* [SUPPLIED PASSAGE]
>>>>

Repeat Refinancing of Delinquent Borrowers:
- · “In every World office, employees say, there were loan files that had grown inches thick after dozens of renewals.” “That’s [World’s] favorite phrase: ‘Pay and renew, pay and renew, pay and renew,'” Simmons said. “It was drilled into us.” It’s a tempting offer: Instead of just scrambling for the money to make that month’s payment, the borrower gets some money back. And the renewal pushes the loan’s next due date 30 days into the future, buying time.”
- · “For Sutton, making her monthly payments was always a struggle. She remembered that when she called World to let them know she was going to be late with a payment, they insisted that she come in and renew the loan instead.”
- · WRLD’s credit quality is a fiction, a substantial number of customers can’t repay and are repeatedly refinanced. “At World, a normal month begins with about 30 percent of customers late on their payments, former employees recalled.”
Threatening customers in Violation of FTC rules:
- · “If the phone calls don’t work, the next step is to visit the customer at home: “chasing,” in the company lingo. “If somebody hung up on us, we would go chase their house,” said Kristin from Texas. The experience can be intimidating for customers, especially when coupled with threats to seize their possessions, but the former employees said they dreaded it, too. “That was the scariest part,” recalled Thacker, a former Marine, who as part of his job at World often found himself driving, in the evening, deep into the Georgia countryside to knock on a borrower’s door.” “Visits to the borrower’s workplace are also common. The visits and calls at work often continue even after borrowers ask the company to stop, according to complaints from World customers to the Federal Trade Commission. Some borrowers complained the company’s harassment risked getting them fired.”
- · WRLD also threatened to collect personal possessions pledged as collateral even though the FTC bars pledging “household goods” such as a TV and furniture.

<<<<

* [INPUT DATA]
>>>>

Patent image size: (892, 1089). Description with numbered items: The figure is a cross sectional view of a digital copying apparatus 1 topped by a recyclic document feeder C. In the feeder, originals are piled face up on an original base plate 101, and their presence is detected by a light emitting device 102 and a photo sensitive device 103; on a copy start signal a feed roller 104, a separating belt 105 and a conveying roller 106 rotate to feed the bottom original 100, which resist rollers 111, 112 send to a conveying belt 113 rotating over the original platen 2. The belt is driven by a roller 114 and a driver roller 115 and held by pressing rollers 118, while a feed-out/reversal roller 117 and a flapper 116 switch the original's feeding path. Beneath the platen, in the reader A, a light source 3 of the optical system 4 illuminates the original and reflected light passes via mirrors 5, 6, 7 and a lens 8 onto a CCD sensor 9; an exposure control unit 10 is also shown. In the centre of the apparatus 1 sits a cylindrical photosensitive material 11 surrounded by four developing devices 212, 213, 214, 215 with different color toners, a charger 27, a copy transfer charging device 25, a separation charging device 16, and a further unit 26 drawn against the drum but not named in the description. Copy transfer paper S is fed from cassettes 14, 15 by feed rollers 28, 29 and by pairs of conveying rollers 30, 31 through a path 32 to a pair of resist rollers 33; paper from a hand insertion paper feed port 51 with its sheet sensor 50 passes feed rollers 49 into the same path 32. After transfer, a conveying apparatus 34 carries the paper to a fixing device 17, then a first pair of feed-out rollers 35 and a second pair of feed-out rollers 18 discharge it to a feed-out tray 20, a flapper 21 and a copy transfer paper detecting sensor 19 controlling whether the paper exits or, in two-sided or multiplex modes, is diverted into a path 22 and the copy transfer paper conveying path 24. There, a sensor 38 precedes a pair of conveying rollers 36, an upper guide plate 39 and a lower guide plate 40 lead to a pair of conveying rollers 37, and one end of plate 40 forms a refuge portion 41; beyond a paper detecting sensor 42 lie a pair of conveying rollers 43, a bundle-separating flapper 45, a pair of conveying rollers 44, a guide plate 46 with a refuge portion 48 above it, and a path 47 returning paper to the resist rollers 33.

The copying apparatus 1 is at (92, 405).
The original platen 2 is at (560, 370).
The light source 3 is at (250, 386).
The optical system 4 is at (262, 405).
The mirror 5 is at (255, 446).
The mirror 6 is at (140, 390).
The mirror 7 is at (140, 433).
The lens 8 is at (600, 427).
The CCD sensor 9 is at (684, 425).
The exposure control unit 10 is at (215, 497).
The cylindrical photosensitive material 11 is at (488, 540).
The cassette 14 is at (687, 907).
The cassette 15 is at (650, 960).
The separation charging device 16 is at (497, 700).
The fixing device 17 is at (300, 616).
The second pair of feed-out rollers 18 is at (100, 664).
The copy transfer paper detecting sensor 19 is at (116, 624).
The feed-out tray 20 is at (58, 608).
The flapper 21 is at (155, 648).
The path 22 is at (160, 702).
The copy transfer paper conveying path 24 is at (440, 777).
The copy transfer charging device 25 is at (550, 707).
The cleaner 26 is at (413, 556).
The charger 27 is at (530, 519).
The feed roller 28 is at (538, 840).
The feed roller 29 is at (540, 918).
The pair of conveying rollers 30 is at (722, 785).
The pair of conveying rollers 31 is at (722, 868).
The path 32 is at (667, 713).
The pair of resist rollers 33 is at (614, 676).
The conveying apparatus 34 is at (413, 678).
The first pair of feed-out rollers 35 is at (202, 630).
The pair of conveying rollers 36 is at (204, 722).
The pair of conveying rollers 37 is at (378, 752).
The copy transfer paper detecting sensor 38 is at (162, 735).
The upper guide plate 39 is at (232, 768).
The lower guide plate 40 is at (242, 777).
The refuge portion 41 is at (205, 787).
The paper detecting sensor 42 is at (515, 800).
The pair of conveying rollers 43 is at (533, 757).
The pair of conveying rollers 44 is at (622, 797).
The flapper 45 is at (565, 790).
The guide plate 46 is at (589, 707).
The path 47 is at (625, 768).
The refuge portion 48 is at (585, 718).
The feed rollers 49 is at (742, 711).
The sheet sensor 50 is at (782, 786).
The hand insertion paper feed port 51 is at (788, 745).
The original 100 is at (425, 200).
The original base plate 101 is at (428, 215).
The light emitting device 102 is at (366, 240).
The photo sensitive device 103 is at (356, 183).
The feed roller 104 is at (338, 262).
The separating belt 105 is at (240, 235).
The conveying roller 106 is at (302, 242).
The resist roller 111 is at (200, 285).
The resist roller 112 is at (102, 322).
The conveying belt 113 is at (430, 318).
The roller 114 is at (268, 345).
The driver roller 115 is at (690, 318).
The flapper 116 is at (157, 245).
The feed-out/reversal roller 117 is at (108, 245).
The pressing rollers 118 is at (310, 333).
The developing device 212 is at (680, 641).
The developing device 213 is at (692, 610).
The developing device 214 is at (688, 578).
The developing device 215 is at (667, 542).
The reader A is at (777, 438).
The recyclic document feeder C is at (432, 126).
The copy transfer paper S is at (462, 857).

<<<<

* [EXERCISE GOAL]
Restate the lending-practices passage from "- · WRLD also" up to and including "TV and furniture.", swapping "personal possessions" for "personal belongings".

* [RESPONSE]
- · WRLD also threatened to collect personal belongings pledged as collateral even though the FTC bars pledging “household goods” such as a TV and furniture.